● TASK DESCRIPTION
Print the data that follows exactly, leaving nothing out.

● DATA IN THIS EXERCISE
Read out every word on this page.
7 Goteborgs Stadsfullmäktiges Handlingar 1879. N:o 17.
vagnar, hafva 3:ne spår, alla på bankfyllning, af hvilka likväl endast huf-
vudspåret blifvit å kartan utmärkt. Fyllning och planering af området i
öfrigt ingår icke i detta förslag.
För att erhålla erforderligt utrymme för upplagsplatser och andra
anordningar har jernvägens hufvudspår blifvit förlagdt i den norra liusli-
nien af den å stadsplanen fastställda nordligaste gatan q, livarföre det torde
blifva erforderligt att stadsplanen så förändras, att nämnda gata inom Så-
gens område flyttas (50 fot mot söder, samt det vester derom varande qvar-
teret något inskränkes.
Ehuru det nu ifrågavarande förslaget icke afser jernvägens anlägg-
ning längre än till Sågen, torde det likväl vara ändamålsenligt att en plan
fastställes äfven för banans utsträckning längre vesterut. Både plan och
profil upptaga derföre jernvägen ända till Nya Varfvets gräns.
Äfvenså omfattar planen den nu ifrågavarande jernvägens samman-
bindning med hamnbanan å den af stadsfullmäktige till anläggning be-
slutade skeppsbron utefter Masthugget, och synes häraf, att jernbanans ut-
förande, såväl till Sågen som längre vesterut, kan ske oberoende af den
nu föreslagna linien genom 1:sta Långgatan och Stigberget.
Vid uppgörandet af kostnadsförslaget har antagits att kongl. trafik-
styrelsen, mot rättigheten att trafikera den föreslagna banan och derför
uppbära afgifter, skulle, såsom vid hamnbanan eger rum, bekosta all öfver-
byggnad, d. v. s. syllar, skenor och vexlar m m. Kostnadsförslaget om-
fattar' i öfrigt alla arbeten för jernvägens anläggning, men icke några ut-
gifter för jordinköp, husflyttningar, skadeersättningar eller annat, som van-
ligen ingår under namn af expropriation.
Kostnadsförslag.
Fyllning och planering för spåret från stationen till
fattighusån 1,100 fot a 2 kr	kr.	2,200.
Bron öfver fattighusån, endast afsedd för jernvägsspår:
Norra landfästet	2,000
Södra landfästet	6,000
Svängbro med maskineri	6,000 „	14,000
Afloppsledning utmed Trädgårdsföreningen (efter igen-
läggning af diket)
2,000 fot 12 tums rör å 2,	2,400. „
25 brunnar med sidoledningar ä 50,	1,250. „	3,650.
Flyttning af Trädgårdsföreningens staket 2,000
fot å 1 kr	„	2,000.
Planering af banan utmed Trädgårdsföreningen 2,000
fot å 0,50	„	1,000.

● SOLUTION TO THE EXERCISE
Read out every word on this page.
7 Goteborgs Stadsfullmäktiges Handlingar 1879. N:o 17.
vagnar, hafva 3:ne spår, alla på bankfyllning, af hvilka likväl endast huf-
vudspåret blifvit å kartan utmärkt. Fyllning och planering af området i
öfrigt ingår icke i detta förslag.
För att erhålla erforderligt utrymme för upplagsplatser och andra
anordningar har jernvägens hufvudspår blifvit förlagdt i den norra liusli-
nien af den å stadsplanen fastställda nordligaste gatan q, livarföre det torde
blifva erforderligt att stadsplanen så förändras, att nämnda gata inom Så-
gens område flyttas (50 fot mot söder, samt det vester derom varande qvar-
teret något inskränkes.
Ehuru det nu ifrågavarande förslaget icke afser jernvägens anlägg-
ning längre än till Sågen, torde det likväl vara ändamålsenligt att en plan
fastställes äfven för banans utsträckning längre vesterut. Både plan och
profil upptaga derföre jernvägen ända till Nya Varfvets gräns.
Äfvenså omfattar planen den nu ifrågavarande jernvägens samman-
bindning med hamnbanan å den af stadsfullmäktige till anläggning be-
slutade skeppsbron utefter Masthugget, och synes häraf, att jernbanans ut-
förande, såväl till Sågen som längre vesterut, kan ske oberoende af den
nu föreslagna linien genom 1:sta Långgatan och Stigberget.
Vid uppgörandet af kostnadsförslaget har antagits att kongl. trafik-
styrelsen, mot rättigheten att trafikera den föreslagna banan och derför
uppbära afgifter, skulle, såsom vid hamnbanan eger rum, bekosta all öfver-
byggnad, d. v. s. syllar, skenor och vexlar m m. Kostnadsförslaget om-
fattar' i öfrigt alla arbeten för jernvägens anläggning, men icke några ut-
gifter för jordinköp, husflyttningar, skadeersättningar eller annat, som van-
ligen ingår under namn af expropriation.
Kostnadsförslag.
Fyllning och planering för spåret från stationen till
fattighusån 1,100 fot a 2 kr	kr.	2,200.
Bron öfver fattighusån, endast afsedd för jernvägsspår:
Norra landfästet	2,000
Södra landfästet	6,000
Svängbro med maskineri	6,000 „	14,000
Afloppsledning utmed Trädgårdsföreningen (efter igen-
läggning af diket)
2,000 fot 12 tums rör å 2,	2,400. „
25 brunnar med sidoledningar ä 50,	1,250. „	3,650.
Flyttning af Trädgårdsföreningens staket 2,000
fot å 1 kr	„	2,000.
Planering af banan utmed Trädgårdsföreningen 2,000
fot å 0,50	„	1,000.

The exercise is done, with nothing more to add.